=== Prompt ===
Copy every line of the entries that includes the word "this".

=== Records to use ===
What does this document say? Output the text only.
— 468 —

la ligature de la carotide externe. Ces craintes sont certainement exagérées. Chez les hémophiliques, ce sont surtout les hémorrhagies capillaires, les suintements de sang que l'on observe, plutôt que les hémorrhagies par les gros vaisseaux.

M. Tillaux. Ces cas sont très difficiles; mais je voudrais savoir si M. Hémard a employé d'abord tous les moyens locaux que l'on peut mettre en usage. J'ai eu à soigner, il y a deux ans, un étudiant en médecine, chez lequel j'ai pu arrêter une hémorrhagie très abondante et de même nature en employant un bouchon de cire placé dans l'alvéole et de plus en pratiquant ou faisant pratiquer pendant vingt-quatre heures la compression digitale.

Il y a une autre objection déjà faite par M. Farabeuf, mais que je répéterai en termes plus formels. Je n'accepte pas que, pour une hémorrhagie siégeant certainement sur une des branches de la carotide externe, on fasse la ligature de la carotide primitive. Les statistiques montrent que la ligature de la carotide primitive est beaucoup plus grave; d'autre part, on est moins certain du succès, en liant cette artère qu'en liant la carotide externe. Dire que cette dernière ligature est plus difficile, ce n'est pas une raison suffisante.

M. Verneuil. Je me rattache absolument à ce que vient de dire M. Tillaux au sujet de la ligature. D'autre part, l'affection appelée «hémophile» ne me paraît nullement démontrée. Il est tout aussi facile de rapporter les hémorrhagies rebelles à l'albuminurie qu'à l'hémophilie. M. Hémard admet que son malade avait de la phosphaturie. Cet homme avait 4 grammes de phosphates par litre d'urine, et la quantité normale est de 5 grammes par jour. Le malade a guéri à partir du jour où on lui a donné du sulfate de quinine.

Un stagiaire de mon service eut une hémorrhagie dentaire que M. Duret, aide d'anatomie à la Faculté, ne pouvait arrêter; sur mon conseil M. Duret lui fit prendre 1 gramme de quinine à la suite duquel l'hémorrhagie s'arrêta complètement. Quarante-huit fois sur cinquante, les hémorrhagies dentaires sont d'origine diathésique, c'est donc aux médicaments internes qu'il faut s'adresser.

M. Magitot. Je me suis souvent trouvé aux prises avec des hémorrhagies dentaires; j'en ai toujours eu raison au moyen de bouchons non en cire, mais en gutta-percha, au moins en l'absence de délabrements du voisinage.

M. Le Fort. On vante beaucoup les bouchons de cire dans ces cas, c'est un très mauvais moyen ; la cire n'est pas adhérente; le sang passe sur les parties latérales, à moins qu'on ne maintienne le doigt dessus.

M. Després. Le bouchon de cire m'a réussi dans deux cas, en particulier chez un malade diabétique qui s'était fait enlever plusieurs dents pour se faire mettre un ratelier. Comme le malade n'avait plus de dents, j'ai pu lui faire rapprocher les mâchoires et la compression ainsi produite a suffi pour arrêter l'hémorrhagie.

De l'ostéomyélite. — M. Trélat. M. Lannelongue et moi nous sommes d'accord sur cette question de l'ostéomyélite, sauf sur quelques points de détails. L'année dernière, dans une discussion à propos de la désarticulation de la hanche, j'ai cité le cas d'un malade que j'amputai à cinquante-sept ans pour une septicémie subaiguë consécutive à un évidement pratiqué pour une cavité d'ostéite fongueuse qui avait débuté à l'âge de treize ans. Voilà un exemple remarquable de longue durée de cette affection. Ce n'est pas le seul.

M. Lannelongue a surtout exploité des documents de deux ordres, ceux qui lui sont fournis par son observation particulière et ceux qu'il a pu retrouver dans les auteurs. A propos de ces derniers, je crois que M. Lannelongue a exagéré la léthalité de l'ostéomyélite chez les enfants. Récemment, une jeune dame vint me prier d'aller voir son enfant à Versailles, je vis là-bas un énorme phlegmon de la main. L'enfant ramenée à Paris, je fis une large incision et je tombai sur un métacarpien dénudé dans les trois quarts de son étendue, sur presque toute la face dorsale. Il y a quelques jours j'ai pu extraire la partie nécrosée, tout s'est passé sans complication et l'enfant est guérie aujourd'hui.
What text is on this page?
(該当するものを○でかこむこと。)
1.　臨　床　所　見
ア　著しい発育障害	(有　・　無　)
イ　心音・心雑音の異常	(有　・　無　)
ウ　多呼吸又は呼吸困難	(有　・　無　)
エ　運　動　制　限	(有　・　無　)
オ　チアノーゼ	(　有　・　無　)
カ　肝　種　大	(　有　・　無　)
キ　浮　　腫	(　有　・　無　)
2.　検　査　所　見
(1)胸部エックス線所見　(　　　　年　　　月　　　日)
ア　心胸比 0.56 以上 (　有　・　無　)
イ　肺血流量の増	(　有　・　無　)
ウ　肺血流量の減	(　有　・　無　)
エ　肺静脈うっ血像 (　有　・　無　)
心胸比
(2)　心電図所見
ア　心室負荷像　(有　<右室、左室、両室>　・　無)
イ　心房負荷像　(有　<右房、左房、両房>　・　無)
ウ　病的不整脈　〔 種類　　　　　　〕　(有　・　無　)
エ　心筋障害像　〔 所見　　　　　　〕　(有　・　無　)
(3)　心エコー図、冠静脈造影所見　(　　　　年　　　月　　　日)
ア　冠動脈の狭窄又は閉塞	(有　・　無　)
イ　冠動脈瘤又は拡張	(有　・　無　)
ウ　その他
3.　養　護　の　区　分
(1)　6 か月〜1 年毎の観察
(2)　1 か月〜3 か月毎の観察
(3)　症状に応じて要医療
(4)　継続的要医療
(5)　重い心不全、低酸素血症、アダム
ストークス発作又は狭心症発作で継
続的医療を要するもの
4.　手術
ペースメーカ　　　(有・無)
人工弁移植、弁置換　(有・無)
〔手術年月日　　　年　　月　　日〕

=== Reply ===
What does this document say? Output the text only.
What text is on this page?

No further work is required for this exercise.